== TO DO ==
Repeat each line exactly, leaving nothing out.

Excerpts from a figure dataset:
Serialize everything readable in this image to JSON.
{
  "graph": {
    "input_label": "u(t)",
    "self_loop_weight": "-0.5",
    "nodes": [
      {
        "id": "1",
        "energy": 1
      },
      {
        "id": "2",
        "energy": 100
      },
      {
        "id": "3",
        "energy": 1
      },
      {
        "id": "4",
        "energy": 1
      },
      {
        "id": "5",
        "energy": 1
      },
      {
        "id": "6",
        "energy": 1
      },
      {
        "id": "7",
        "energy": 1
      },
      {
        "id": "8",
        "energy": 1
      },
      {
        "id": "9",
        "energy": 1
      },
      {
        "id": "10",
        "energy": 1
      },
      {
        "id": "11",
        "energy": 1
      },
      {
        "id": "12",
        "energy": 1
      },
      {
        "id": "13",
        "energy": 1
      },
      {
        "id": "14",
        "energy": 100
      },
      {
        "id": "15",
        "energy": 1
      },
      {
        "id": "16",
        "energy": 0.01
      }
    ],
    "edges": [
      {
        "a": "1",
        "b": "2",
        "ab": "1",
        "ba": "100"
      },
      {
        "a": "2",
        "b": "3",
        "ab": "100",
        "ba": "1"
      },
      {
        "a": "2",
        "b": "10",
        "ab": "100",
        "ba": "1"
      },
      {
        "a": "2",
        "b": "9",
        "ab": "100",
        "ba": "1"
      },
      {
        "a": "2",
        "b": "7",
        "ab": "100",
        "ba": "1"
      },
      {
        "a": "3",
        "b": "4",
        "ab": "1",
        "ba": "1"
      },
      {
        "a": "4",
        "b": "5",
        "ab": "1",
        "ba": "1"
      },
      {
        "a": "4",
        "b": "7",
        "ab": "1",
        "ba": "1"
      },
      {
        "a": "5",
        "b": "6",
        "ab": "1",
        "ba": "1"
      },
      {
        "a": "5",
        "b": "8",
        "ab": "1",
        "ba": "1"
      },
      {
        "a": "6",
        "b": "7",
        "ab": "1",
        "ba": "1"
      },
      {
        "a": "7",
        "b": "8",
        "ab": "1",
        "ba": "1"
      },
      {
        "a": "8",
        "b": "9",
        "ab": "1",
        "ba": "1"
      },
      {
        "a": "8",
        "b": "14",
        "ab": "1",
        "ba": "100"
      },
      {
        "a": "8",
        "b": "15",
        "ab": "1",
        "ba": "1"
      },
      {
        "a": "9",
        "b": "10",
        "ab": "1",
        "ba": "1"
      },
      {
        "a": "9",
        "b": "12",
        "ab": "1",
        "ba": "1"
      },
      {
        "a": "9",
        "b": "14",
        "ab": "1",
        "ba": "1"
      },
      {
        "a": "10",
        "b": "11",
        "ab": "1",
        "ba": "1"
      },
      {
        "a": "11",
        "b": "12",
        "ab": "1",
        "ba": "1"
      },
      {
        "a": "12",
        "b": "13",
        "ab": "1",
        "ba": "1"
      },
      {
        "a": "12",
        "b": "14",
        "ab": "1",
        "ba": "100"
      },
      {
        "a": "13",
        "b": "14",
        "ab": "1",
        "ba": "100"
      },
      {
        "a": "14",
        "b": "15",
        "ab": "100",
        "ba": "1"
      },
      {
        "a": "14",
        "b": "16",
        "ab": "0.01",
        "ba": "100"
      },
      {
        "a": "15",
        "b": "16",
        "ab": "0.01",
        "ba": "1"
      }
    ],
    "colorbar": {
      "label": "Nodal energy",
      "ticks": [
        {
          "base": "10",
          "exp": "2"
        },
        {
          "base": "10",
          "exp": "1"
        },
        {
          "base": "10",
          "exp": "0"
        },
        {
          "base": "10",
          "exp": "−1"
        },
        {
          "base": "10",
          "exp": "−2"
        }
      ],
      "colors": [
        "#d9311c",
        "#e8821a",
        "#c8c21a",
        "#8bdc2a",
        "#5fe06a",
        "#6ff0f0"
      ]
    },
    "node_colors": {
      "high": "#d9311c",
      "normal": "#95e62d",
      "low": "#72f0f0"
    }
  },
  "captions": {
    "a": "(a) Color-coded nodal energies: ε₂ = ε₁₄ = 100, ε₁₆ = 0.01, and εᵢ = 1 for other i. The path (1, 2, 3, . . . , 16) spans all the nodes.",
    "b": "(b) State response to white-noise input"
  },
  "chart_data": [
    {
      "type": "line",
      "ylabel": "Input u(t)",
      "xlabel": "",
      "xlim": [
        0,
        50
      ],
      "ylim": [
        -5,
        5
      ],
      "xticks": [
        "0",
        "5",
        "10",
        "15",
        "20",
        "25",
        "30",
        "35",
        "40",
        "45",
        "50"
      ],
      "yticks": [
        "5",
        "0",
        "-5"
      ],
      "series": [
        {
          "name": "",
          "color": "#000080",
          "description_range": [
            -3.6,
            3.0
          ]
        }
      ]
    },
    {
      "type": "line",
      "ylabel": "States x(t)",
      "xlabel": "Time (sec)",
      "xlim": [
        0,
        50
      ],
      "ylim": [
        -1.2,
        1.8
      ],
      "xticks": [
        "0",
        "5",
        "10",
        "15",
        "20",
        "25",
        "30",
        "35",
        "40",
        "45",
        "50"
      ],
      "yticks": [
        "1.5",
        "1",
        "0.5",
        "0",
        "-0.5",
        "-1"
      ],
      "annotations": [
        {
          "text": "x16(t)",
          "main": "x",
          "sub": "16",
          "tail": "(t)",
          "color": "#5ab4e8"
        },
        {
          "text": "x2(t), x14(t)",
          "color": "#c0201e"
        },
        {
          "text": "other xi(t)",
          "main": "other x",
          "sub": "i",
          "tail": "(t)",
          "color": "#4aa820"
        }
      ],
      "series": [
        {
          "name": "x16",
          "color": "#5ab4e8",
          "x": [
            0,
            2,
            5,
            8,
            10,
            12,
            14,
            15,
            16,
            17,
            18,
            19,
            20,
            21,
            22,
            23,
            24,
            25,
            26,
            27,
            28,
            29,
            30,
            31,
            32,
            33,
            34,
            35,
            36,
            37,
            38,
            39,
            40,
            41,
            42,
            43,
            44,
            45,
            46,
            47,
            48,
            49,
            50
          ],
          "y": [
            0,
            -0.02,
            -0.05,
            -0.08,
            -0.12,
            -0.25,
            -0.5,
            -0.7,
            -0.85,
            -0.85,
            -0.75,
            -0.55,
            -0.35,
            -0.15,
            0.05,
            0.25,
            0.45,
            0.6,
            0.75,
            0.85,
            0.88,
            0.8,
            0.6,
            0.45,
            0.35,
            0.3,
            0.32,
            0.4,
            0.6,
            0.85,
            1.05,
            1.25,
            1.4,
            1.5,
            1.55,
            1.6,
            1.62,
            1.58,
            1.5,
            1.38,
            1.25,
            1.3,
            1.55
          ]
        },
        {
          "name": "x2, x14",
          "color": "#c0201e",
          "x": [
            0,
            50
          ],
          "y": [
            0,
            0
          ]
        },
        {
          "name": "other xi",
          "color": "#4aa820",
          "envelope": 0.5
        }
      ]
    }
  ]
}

== REPLY TO THE TASK ==
Serialize everything readable in this image to JSON.
{
  "graph": {
    "input_label": "u(t)",
    "self_loop_weight": "-0.5",
    "nodes": [
      {
        "id": "1",
        "energy": 1
      },
      {
        "id": "2",
        "energy": 100
      },
      {
        "id": "3",
        "energy": 1
      },
      {
        "id": "4",
        "energy": 1
      },
      {
        "id": "5",
        "energy": 1
      },
      {
        "id": "6",
        "energy": 1
      },
      {
        "id": "7",
        "energy": 1
      },
      {
        "id": "8",
        "energy": 1
      },
      {
        "id": "9",
        "energy": 1
      },
      {
        "id": "10",
        "energy": 1
      },
      {
        "id": "11",
        "energy": 1
      },
      {
        "id": "12",
        "energy": 1
      },
      {
        "id": "13",
        "energy": 1
      },
      {
        "id": "14",
        "energy": 100
      },
      {
        "id": "15",
        "energy": 1
      },
      {
        "id": "16",
        "energy": 0.01
      }
    ],
    "edges": [
      {
        "a": "1",
        "b": "2",
        "ab": "1",
        "ba": "100"
      },
      {
        "a": "2",
        "b": "3",
        "ab": "100",
        "ba": "1"
      },
      {
        "a": "2",
        "b": "10",
        "ab": "100",
        "ba": "1"
      },
      {
        "a": "2",
        "b": "9",
        "ab": "100",
        "ba": "1"
      },
      {
        "a": "2",
        "b": "7",
        "ab": "100",
        "ba": "1"
      },
      {
        "a": "3",
        "b": "4",
        "ab": "1",
        "ba": "1"
      },
      {
        "a": "4",
        "b": "5",
        "ab": "1",
        "ba": "1"
      },
      {
        "a": "4",
        "b": "7",
        "ab": "1",
        "ba": "1"
      },
      {
        "a": "5",
        "b": "6",
        "ab": "1",
        "ba": "1"
      },
      {
        "a": "5",
        "b": "8",
        "ab": "1",
        "ba": "1"
      },
      {
        "a": "6",
        "b": "7",
        "ab": "1",
        "ba": "1"
      },
      {
        "a": "7",
        "b": "8",
        "ab": "1",
        "ba": "1"
      },
      {
        "a": "8",
        "b": "9",
        "ab": "1",
        "ba": "1"
      },
      {
        "a": "8",
        "b": "14",
        "ab": "1",
        "ba": "100"
      },
      {
        "a": "8",
        "b": "15",
        "ab": "1",
        "ba": "1"
      },
      {
        "a": "9",
        "b": "10",
        "ab": "1",
        "ba": "1"
      },
      {
        "a": "9",
        "b": "12",
        "ab": "1",
        "ba": "1"
      },
      {
        "a": "9",
        "b": "14",
        "ab": "1",
        "ba": "1"
      },
      {
        "a": "10",
        "b": "11",
        "ab": "1",
        "ba": "1"
      },
      {
        "a": "11",
        "b": "12",
        "ab": "1",
        "ba": "1"
      },
      {
        "a": "12",
        "b": "13",
        "ab": "1",
        "ba": "1"
      },
      {
        "a": "12",
        "b": "14",
        "ab": "1",
        "ba": "100"
      },
      {
        "a": "13",
        "b": "14",
        "ab": "1",
        "ba": "100"
      },
      {
        "a": "14",
        "b": "15",
        "ab": "100",
        "ba": "1"
      },
      {
        "a": "14",
        "b": "16",
        "ab": "0.01",
        "ba": "100"
      },
      {
        "a": "15",
        "b": "16",
        "ab": "0.01",
        "ba": "1"
      }
    ],
    "colorbar": {
      "label": "Nodal energy",
      "ticks": [
        {
          "base": "10",
          "exp": "2"
        },
        {
          "base": "10",
          "exp": "1"
        },
        {
          "base": "10",
          "exp": "0"
        },
        {
          "base": "10",
          "exp": "−1"
        },
        {
          "base": "10",
          "exp": "−2"
        }
      ],
      "colors": [
        "#d9311c",
        "#e8821a",
        "#c8c21a",
        "#8bdc2a",
        "#5fe06a",
        "#6ff0f0"
      ]
    },
    "node_colors": {
      "high": "#d9311c",
      "normal": "#95e62d",
      "low": "#72f0f0"
    }
  },
  "captions": {
    "a": "(a) Color-coded nodal energies: ε₂ = ε₁₄ = 100, ε₁₆ = 0.01, and εᵢ = 1 for other i. The path (1, 2, 3, . . . , 16) spans all the nodes.",
    "b": "(b) State response to white-noise input"
  },
  "chart_data": [
    {
      "type": "line",
      "ylabel": "Input u(t)",
      "xlabel": "",
      "xlim": [
        0,
        50
      ],
      "ylim": [
        -5,
        5
      ],
      "xticks": [
        "0",
        "5",
        "10",
        "15",
        "20",
        "25",
        "30",
        "35",
        "40",
        "45",
        "50"
      ],
      "yticks": [
        "5",
        "0",
        "-5"
      ],
      "series": [
        {
          "name": "",
          "color": "#000080",
          "description_range": [
            -3.6,
            3.0
          ]
        }
      ]
    },
    {
      "type": "line",
      "ylabel": "States x(t)",
      "xlabel": "Time (sec)",
      "xlim": [
        0,
        50
      ],
      "ylim": [
        -1.2,
        1.8
      ],
      "xticks": [
        "0",
        "5",
        "10",
        "15",
        "20",
        "25",
        "30",
        "35",
        "40",
        "45",
        "50"
      ],
      "yticks": [
        "1.5",
        "1",
        "0.5",
        "0",
        "-0.5",
        "-1"
      ],
      "annotations": [
        {
          "text": "x16(t)",
          "main": "x",
          "sub": "16",
          "tail": "(t)",
          "color": "#5ab4e8"
        },
        {
          "text": "x2(t), x14(t)",
          "color": "#c0201e"
        },
        {
          "text": "other xi(t)",
          "main": "other x",
          "sub": "i",
          "tail": "(t)",
          "color": "#4aa820"
        }
      ],
      "series": [
        {
          "name": "x16",
          "color": "#5ab4e8",
          "x": [
            0,
            2,
            5,
            8,
            10,
            12,
            14,
            15,
            16,
            17,
            18,
            19,
            20,
            21,
            22,
            23,
            24,
            25,
            26,
            27,
            28,
            29,
            30,
            31,
            32,
            33,
            34,
            35,
            36,
            37,
            38,
            39,
            40,
            41,
            42,
            43,
            44,
            45,
            46,
            47,
            48,
            49,
            50
          ],
          "y": [
            0,
            -0.02,
            -0.05,
            -0.08,
            -0.12,
            -0.25,
            -0.5,
            -0.7,
            -0.85,
            -0.85,
            -0.75,
            -0.55,
            -0.35,
            -0.15,
            0.05,
            0.25,
            0.45,
            0.6,
            0.75,
            0.85,
            0.88,
            0.8,
            0.6,
            0.45,
            0.35,
            0.3,
            0.32,
            0.4,
            0.6,
            0.85,
            1.05,
            1.25,
            1.4,
            1.5,
            1.55,
            1.6,
            1.62,
            1.58,
            1.5,
            1.38,
            1.25,
            1.3,
            1.55
          ]
        },
        {
          "name": "x2, x14",
          "color": "#c0201e",
          "x": [
            0,
            50
          ],
          "y": [
            0,
            0
          ]
        },
        {
          "name": "other xi",
          "color": "#4aa820",
          "envelope": 0.5
        }
      ]
    }
  ]
}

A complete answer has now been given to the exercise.